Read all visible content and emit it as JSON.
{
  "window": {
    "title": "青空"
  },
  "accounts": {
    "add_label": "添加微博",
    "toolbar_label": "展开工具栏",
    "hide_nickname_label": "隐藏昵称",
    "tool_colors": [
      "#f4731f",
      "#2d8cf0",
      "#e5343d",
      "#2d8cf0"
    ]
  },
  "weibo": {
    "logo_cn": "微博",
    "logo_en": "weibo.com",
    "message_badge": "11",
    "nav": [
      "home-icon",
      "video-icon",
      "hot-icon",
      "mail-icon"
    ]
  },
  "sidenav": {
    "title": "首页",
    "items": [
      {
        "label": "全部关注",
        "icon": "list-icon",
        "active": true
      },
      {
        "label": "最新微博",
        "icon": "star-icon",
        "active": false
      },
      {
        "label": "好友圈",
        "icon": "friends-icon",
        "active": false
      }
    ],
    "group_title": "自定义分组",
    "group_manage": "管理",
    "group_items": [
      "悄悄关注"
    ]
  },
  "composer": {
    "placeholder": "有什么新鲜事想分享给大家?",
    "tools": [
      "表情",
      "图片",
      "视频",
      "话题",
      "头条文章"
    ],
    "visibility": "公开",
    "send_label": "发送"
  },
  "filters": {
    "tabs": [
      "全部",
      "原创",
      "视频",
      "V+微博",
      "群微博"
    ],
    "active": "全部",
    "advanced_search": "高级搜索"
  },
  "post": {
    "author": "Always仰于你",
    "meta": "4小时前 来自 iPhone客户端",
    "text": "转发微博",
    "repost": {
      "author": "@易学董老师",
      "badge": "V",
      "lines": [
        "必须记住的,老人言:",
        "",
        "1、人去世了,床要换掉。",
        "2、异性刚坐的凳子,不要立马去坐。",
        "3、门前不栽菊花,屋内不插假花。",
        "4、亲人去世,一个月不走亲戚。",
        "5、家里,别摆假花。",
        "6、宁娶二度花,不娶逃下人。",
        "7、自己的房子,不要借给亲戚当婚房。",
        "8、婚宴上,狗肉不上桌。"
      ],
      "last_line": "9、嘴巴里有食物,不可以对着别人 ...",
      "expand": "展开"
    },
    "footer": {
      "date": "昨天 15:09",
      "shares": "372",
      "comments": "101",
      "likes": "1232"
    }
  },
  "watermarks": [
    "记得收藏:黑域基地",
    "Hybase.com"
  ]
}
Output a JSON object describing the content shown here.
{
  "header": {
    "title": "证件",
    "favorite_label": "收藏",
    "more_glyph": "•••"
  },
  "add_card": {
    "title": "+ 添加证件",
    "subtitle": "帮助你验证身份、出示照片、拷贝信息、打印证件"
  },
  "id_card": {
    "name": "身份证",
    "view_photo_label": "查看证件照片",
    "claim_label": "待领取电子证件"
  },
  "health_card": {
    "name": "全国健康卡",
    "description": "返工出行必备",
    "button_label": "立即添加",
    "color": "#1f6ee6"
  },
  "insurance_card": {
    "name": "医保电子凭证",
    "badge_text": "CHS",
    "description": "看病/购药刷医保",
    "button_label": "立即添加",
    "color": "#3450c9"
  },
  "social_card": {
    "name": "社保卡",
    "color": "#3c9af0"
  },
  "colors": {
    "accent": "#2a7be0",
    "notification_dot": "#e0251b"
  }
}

# WORK TO BE COMPLETED:
Once more, set down the full listing, verbatim.

# EXPECTED ANSWER:
Read all visible content and emit it as JSON.
{
  "window": {
    "title": "青空"
  },
  "accounts": {
    "add_label": "添加微博",
    "toolbar_label": "展开工具栏",
    "hide_nickname_label": "隐藏昵称",
    "tool_colors": [
      "#f4731f",
      "#2d8cf0",
      "#e5343d",
      "#2d8cf0"
    ]
  },
  "weibo": {
    "logo_cn": "微博",
    "logo_en": "weibo.com",
    "message_badge": "11",
    "nav": [
      "home-icon",
      "video-icon",
      "hot-icon",
      "mail-icon"
    ]
  },
  "sidenav": {
    "title": "首页",
    "items": [
      {
        "label": "全部关注",
        "icon": "list-icon",
        "active": true
      },
      {
        "label": "最新微博",
        "icon": "star-icon",
        "active": false
      },
      {
        "label": "好友圈",
        "icon": "friends-icon",
        "active": false
      }
    ],
    "group_title": "自定义分组",
    "group_manage": "管理",
    "group_items": [
      "悄悄关注"
    ]
  },
  "composer": {
    "placeholder": "有什么新鲜事想分享给大家?",
    "tools": [
      "表情",
      "图片",
      "视频",
      "话题",
      "头条文章"
    ],
    "visibility": "公开",
    "send_label": "发送"
  },
  "filters": {
    "tabs": [
      "全部",
      "原创",
      "视频",
      "V+微博",
      "群微博"
    ],
    "active": "全部",
    "advanced_search": "高级搜索"
  },
  "post": {
    "author": "Always仰于你",
    "meta": "4小时前 来自 iPhone客户端",
    "text": "转发微博",
    "repost": {
      "author": "@易学董老师",
      "badge": "V",
      "lines": [
        "必须记住的,老人言:",
        "",
        "1、人去世了,床要换掉。",
        "2、异性刚坐的凳子,不要立马去坐。",
        "3、门前不栽菊花,屋内不插假花。",
        "4、亲人去世,一个月不走亲戚。",
        "5、家里,别摆假花。",
        "6、宁娶二度花,不娶逃下人。",
        "7、自己的房子,不要借给亲戚当婚房。",
        "8、婚宴上,狗肉不上桌。"
      ],
      "last_line": "9、嘴巴里有食物,不可以对着别人 ...",
      "expand": "展开"
    },
    "footer": {
      "date": "昨天 15:09",
      "shares": "372",
      "comments": "101",
      "likes": "1232"
    }
  },
  "watermarks": [
    "记得收藏:黑域基地",
    "Hybase.com"
  ]
}
Output a JSON object describing the content shown here.
{
  "header": {
    "title": "证件",
    "favorite_label": "收藏",
    "more_glyph": "•••"
  },
  "add_card": {
    "title": "+ 添加证件",
    "subtitle": "帮助你验证身份、出示照片、拷贝信息、打印证件"
  },
  "id_card": {
    "name": "身份证",
    "view_photo_label": "查看证件照片",
    "claim_label": "待领取电子证件"
  },
  "health_card": {
    "name": "全国健康卡",
    "description": "返工出行必备",
    "button_label": "立即添加",
    "color": "#1f6ee6"
  },
  "insurance_card": {
    "name": "医保电子凭证",
    "badge_text": "CHS",
    "description": "看病/购药刷医保",
    "button_label": "立即添加",
    "color": "#3450c9"
  },
  "social_card": {
    "name": "社保卡",
    "color": "#3c9af0"
  },
  "colors": {
    "accent": "#2a7be0",
    "notification_dot": "#e0251b"
  }
}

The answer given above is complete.